**Work to complete**
Copy out the records in full, word for word, without pictures.

[Figure dataset records]
---+---

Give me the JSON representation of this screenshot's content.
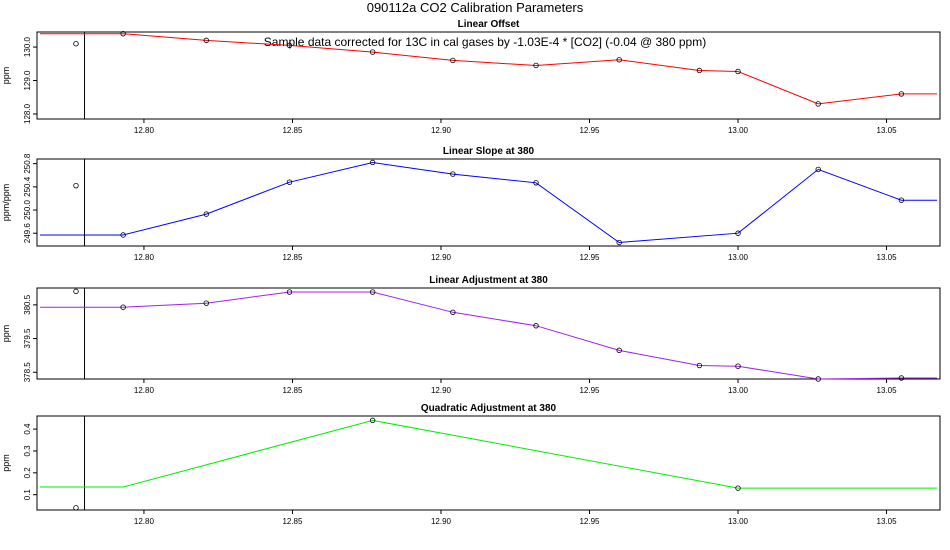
{
  "figure": {
    "title": "090112a   CO2 Calibration Parameters",
    "annotation": "Sample data corrected for 13C in cal gases by -1.03E-4 * [CO2] (-0.04 @ 380 ppm)"
  },
  "chart_data": [
    {
      "type": "line",
      "title": "Linear Offset",
      "xlabel": "",
      "ylabel": "ppm",
      "xlim": [
        12.764,
        13.068
      ],
      "ylim": [
        127.85,
        130.45
      ],
      "xticks": [
        12.8,
        12.85,
        12.9,
        12.95,
        13.0,
        13.05
      ],
      "xtick_labels": [
        "12.80",
        "12.85",
        "12.90",
        "12.95",
        "13.00",
        "13.05"
      ],
      "yticks": [
        128.0,
        129.0,
        130.0
      ],
      "ytick_labels": [
        "128.0",
        "129.0",
        "130.0"
      ],
      "vline_x": 12.78,
      "color": "#ff0000",
      "x": [
        12.765,
        12.793,
        12.821,
        12.849,
        12.877,
        12.904,
        12.932,
        12.96,
        12.987,
        13.0,
        13.027,
        13.055,
        13.067
      ],
      "y": [
        130.4,
        130.4,
        130.2,
        130.05,
        129.85,
        129.6,
        129.45,
        129.62,
        129.3,
        129.27,
        128.3,
        128.6,
        128.6
      ],
      "points_x": [
        12.793,
        12.821,
        12.849,
        12.877,
        12.904,
        12.932,
        12.96,
        12.987,
        13.0,
        13.027,
        13.055
      ],
      "points_y": [
        130.4,
        130.2,
        130.05,
        129.85,
        129.6,
        129.45,
        129.62,
        129.3,
        129.27,
        128.3,
        128.6
      ],
      "extra_point": {
        "x": 12.765,
        "y": 130.1
      }
    },
    {
      "type": "line",
      "title": "Linear Slope at 380",
      "xlabel": "",
      "ylabel": "ppm/ppm",
      "xlim": [
        12.764,
        13.068
      ],
      "ylim": [
        249.38,
        250.88
      ],
      "xticks": [
        12.8,
        12.85,
        12.9,
        12.95,
        13.0,
        13.05
      ],
      "xtick_labels": [
        "12.80",
        "12.85",
        "12.90",
        "12.95",
        "13.00",
        "13.05"
      ],
      "yticks": [
        249.6,
        250.0,
        250.4,
        250.8
      ],
      "ytick_labels": [
        "249.6",
        "250.0",
        "250.4",
        "250.8"
      ],
      "vline_x": 12.78,
      "color": "#0000ff",
      "x": [
        12.765,
        12.793,
        12.821,
        12.849,
        12.877,
        12.904,
        12.932,
        12.96,
        13.0,
        13.027,
        13.055,
        13.067
      ],
      "y": [
        249.57,
        249.57,
        249.93,
        250.48,
        250.82,
        250.62,
        250.47,
        249.44,
        249.6,
        250.7,
        250.17,
        250.17
      ],
      "points_x": [
        12.793,
        12.821,
        12.849,
        12.877,
        12.904,
        12.932,
        12.96,
        13.0,
        13.027,
        13.055
      ],
      "points_y": [
        249.57,
        249.93,
        250.48,
        250.82,
        250.62,
        250.47,
        249.44,
        249.6,
        250.7,
        250.17
      ],
      "extra_point": {
        "x": 12.765,
        "y": 250.42
      }
    },
    {
      "type": "line",
      "title": "Linear Adjustment at 380",
      "xlabel": "",
      "ylabel": "ppm",
      "xlim": [
        12.764,
        13.068
      ],
      "ylim": [
        378.3,
        381.0
      ],
      "xticks": [
        12.8,
        12.85,
        12.9,
        12.95,
        13.0,
        13.05
      ],
      "xtick_labels": [
        "12.80",
        "12.85",
        "12.90",
        "12.95",
        "13.00",
        "13.05"
      ],
      "yticks": [
        378.5,
        379.5,
        380.5
      ],
      "ytick_labels": [
        "378.5",
        "379.5",
        "380.5"
      ],
      "vline_x": 12.78,
      "color": "#a020f0",
      "x": [
        12.765,
        12.793,
        12.821,
        12.849,
        12.877,
        12.904,
        12.932,
        12.96,
        12.987,
        13.0,
        13.027,
        13.055,
        13.067
      ],
      "y": [
        380.43,
        380.43,
        380.55,
        380.88,
        380.88,
        380.28,
        379.88,
        379.15,
        378.7,
        378.68,
        378.3,
        378.33,
        378.33
      ],
      "points_x": [
        12.793,
        12.821,
        12.849,
        12.877,
        12.904,
        12.932,
        12.96,
        12.987,
        13.0,
        13.027,
        13.055
      ],
      "points_y": [
        380.43,
        380.55,
        380.88,
        380.88,
        380.28,
        379.88,
        379.15,
        378.7,
        378.68,
        378.3,
        378.33
      ],
      "extra_point": {
        "x": 12.765,
        "y": 380.9
      }
    },
    {
      "type": "line",
      "title": "Quadratic Adjustment at 380",
      "xlabel": "",
      "ylabel": "ppm",
      "xlim": [
        12.764,
        13.068
      ],
      "ylim": [
        0.03,
        0.46
      ],
      "xticks": [
        12.8,
        12.85,
        12.9,
        12.95,
        13.0,
        13.05
      ],
      "xtick_labels": [
        "12.80",
        "12.85",
        "12.90",
        "12.95",
        "13.00",
        "13.05"
      ],
      "yticks": [
        0.1,
        0.2,
        0.3,
        0.4
      ],
      "ytick_labels": [
        "0.1",
        "0.2",
        "0.3",
        "0.4"
      ],
      "vline_x": 12.78,
      "color": "#00ee00",
      "x": [
        12.765,
        12.793,
        12.877,
        13.0,
        13.067
      ],
      "y": [
        0.135,
        0.135,
        0.44,
        0.13,
        0.13
      ],
      "points_x": [
        12.877,
        13.0
      ],
      "points_y": [
        0.44,
        0.13
      ],
      "extra_point": {
        "x": 12.765,
        "y": 0.04
      }
    }
  ]
}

---+---

**Answer for this exercise**
Give me the JSON representation of this screenshot's content.
{
  "figure": {
    "title": "090112a   CO2 Calibration Parameters",
    "annotation": "Sample data corrected for 13C in cal gases by -1.03E-4 * [CO2] (-0.04 @ 380 ppm)"
  },
  "chart_data": [
    {
      "type": "line",
      "title": "Linear Offset",
      "xlabel": "",
      "ylabel": "ppm",
      "xlim": [
        12.764,
        13.068
      ],
      "ylim": [
        127.85,
        130.45
      ],
      "xticks": [
        12.8,
        12.85,
        12.9,
        12.95,
        13.0,
        13.05
      ],
      "xtick_labels": [
        "12.80",
        "12.85",
        "12.90",
        "12.95",
        "13.00",
        "13.05"
      ],
      "yticks": [
        128.0,
        129.0,
        130.0
      ],
      "ytick_labels": [
        "128.0",
        "129.0",
        "130.0"
      ],
      "vline_x": 12.78,
      "color": "#ff0000",
      "x": [
        12.765,
        12.793,
        12.821,
        12.849,
        12.877,
        12.904,
        12.932,
        12.96,
        12.987,
        13.0,
        13.027,
        13.055,
        13.067
      ],
      "y": [
        130.4,
        130.4,
        130.2,
        130.05,
        129.85,
        129.6,
        129.45,
        129.62,
        129.3,
        129.27,
        128.3,
        128.6,
        128.6
      ],
      "points_x": [
        12.793,
        12.821,
        12.849,
        12.877,
        12.904,
        12.932,
        12.96,
        12.987,
        13.0,
        13.027,
        13.055
      ],
      "points_y": [
        130.4,
        130.2,
        130.05,
        129.85,
        129.6,
        129.45,
        129.62,
        129.3,
        129.27,
        128.3,
        128.6
      ],
      "extra_point": {
        "x": 12.765,
        "y": 130.1
      }
    },
    {
      "type": "line",
      "title": "Linear Slope at 380",
      "xlabel": "",
      "ylabel": "ppm/ppm",
      "xlim": [
        12.764,
        13.068
      ],
      "ylim": [
        249.38,
        250.88
      ],
      "xticks": [
        12.8,
        12.85,
        12.9,
        12.95,
        13.0,
        13.05
      ],
      "xtick_labels": [
        "12.80",
        "12.85",
        "12.90",
        "12.95",
        "13.00",
        "13.05"
      ],
      "yticks": [
        249.6,
        250.0,
        250.4,
        250.8
      ],
      "ytick_labels": [
        "249.6",
        "250.0",
        "250.4",
        "250.8"
      ],
      "vline_x": 12.78,
      "color": "#0000ff",
      "x": [
        12.765,
        12.793,
        12.821,
        12.849,
        12.877,
        12.904,
        12.932,
        12.96,
        13.0,
        13.027,
        13.055,
        13.067
      ],
      "y": [
        249.57,
        249.57,
        249.93,
        250.48,
        250.82,
        250.62,
        250.47,
        249.44,
        249.6,
        250.7,
        250.17,
        250.17
      ],
      "points_x": [
        12.793,
        12.821,
        12.849,
        12.877,
        12.904,
        12.932,
        12.96,
        13.0,
        13.027,
        13.055
      ],
      "points_y": [
        249.57,
        249.93,
        250.48,
        250.82,
        250.62,
        250.47,
        249.44,
        249.6,
        250.7,
        250.17
      ],
      "extra_point": {
        "x": 12.765,
        "y": 250.42
      }
    },
    {
      "type": "line",
      "title": "Linear Adjustment at 380",
      "xlabel": "",
      "ylabel": "ppm",
      "xlim": [
        12.764,
        13.068
      ],
      "ylim": [
        378.3,
        381.0
      ],
      "xticks": [
        12.8,
        12.85,
        12.9,
        12.95,
        13.0,
        13.05
      ],
      "xtick_labels": [
        "12.80",
        "12.85",
        "12.90",
        "12.95",
        "13.00",
        "13.05"
      ],
      "yticks": [
        378.5,
        379.5,
        380.5
      ],
      "ytick_labels": [
        "378.5",
        "379.5",
        "380.5"
      ],
      "vline_x": 12.78,
      "color": "#a020f0",
      "x": [
        12.765,
        12.793,
        12.821,
        12.849,
        12.877,
        12.904,
        12.932,
        12.96,
        12.987,
        13.0,
        13.027,
        13.055,
        13.067
      ],
      "y": [
        380.43,
        380.43,
        380.55,
        380.88,
        380.88,
        380.28,
        379.88,
        379.15,
        378.7,
        378.68,
        378.3,
        378.33,
        378.33
      ],
      "points_x": [
        12.793,
        12.821,
        12.849,
        12.877,
        12.904,
        12.932,
        12.96,
        12.987,
        13.0,
        13.027,
        13.055
      ],
      "points_y": [
        380.43,
        380.55,
        380.88,
        380.88,
        380.28,
        379.88,
        379.15,
        378.7,
        378.68,
        378.3,
        378.33
      ],
      "extra_point": {
        "x": 12.765,
        "y": 380.9
      }
    },
    {
      "type": "line",
      "title": "Quadratic Adjustment at 380",
      "xlabel": "",
      "ylabel": "ppm",
      "xlim": [
        12.764,
        13.068
      ],
      "ylim": [
        0.03,
        0.46
      ],
      "xticks": [
        12.8,
        12.85,
        12.9,
        12.95,
        13.0,
        13.05
      ],
      "xtick_labels": [
        "12.80",
        "12.85",
        "12.90",
        "12.95",
        "13.00",
        "13.05"
      ],
      "yticks": [
        0.1,
        0.2,
        0.3,
        0.4
      ],
      "ytick_labels": [
        "0.1",
        "0.2",
        "0.3",
        "0.4"
      ],
      "vline_x": 12.78,
      "color": "#00ee00",
      "x": [
        12.765,
        12.793,
        12.877,
        13.0,
        13.067
      ],
      "y": [
        0.135,
        0.135,
        0.44,
        0.13,
        0.13
      ],
      "points_x": [
        12.877,
        13.0
      ],
      "points_y": [
        0.44,
        0.13
      ],
      "extra_point": {
        "x": 12.765,
        "y": 0.04
      }
    }
  ]
}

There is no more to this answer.